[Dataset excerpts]
------------

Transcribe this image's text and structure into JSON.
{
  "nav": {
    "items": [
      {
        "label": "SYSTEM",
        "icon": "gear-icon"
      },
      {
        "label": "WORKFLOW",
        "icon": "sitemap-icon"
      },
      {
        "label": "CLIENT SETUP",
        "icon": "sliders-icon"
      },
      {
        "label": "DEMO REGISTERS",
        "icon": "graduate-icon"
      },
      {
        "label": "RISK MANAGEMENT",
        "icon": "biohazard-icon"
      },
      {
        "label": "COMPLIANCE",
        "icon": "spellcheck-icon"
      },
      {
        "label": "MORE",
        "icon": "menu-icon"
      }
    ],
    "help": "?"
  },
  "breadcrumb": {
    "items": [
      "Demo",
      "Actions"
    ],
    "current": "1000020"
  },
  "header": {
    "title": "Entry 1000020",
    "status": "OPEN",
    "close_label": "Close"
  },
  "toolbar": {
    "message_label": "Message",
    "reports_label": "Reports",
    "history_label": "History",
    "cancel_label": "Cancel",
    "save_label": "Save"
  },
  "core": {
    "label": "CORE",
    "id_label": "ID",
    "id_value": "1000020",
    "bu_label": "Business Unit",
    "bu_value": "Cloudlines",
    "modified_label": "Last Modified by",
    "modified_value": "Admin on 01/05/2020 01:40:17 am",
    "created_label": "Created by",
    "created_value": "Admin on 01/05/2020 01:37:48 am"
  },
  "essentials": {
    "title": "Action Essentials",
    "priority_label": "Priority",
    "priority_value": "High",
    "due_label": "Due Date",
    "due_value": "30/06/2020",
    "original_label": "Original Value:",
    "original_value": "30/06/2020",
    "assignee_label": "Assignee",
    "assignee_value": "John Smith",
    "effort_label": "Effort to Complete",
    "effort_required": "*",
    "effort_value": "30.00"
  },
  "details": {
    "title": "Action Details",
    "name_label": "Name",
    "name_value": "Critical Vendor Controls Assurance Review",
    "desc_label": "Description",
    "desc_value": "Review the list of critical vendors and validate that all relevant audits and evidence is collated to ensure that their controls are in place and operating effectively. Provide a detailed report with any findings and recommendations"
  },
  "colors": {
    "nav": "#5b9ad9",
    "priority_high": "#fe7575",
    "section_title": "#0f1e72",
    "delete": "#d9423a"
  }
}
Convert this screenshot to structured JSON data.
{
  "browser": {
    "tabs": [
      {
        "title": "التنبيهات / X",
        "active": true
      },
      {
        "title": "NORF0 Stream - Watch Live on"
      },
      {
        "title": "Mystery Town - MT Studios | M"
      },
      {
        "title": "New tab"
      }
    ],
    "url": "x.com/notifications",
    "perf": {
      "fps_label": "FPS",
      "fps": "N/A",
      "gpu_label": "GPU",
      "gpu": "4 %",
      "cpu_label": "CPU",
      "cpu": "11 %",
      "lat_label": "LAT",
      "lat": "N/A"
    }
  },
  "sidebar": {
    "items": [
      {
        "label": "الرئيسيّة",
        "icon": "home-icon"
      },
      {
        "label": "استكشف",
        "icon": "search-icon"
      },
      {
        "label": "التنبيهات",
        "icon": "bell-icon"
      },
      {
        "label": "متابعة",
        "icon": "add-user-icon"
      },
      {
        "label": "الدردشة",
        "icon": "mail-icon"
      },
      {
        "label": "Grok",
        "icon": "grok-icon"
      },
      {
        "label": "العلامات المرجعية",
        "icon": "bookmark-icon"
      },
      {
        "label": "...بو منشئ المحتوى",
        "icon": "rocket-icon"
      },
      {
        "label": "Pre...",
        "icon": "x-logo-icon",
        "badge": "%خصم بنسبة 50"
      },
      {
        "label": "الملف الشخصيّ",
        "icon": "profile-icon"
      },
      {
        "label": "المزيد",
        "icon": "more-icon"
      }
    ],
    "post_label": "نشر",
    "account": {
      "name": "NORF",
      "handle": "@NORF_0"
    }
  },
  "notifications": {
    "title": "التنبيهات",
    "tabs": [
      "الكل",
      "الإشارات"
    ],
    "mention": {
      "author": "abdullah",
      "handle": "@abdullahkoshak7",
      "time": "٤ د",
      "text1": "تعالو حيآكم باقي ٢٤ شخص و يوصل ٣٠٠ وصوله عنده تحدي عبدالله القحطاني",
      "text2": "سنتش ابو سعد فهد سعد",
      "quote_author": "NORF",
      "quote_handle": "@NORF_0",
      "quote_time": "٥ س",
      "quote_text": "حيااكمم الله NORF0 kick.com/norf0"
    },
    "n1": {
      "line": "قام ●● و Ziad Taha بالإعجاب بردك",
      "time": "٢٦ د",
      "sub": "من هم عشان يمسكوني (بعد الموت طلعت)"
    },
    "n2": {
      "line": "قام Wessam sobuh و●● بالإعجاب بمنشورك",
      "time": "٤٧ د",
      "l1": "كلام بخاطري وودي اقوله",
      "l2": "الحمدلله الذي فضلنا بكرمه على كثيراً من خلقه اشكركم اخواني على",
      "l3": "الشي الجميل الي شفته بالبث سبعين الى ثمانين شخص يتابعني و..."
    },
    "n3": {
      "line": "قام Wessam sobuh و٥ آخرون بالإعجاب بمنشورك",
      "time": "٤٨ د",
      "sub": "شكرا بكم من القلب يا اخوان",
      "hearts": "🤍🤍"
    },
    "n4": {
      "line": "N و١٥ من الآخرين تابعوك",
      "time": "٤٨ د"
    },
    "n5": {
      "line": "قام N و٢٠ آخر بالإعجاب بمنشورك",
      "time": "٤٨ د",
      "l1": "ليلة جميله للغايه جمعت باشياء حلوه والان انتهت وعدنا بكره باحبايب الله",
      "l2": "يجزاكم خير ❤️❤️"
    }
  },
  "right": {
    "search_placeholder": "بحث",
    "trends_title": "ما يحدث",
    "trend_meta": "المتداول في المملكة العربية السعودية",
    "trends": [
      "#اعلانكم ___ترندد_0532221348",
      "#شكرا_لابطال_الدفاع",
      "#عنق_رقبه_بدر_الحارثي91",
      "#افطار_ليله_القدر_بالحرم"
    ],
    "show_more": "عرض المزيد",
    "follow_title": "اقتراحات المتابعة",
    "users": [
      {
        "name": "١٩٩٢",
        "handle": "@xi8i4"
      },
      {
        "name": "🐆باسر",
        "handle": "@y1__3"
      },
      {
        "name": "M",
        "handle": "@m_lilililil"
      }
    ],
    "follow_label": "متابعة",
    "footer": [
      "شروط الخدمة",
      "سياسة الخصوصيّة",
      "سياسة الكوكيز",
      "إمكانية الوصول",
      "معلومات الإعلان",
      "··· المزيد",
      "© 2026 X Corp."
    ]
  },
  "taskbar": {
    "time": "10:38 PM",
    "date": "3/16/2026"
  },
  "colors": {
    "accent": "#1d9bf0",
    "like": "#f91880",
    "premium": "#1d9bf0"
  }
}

------------

▶ [Exercise]:
Read the data above and pull out each line that holds the string "Review".

▶ [Final result]:
    "name_value": "Critical Vendor Controls Assurance Review",
    "desc_value": "Review the list of critical vendors and validate that all relevant audits and evidence is collated to ensure that their controls are in place and operating effectively. Provide a detailed report with any findings and recommendations"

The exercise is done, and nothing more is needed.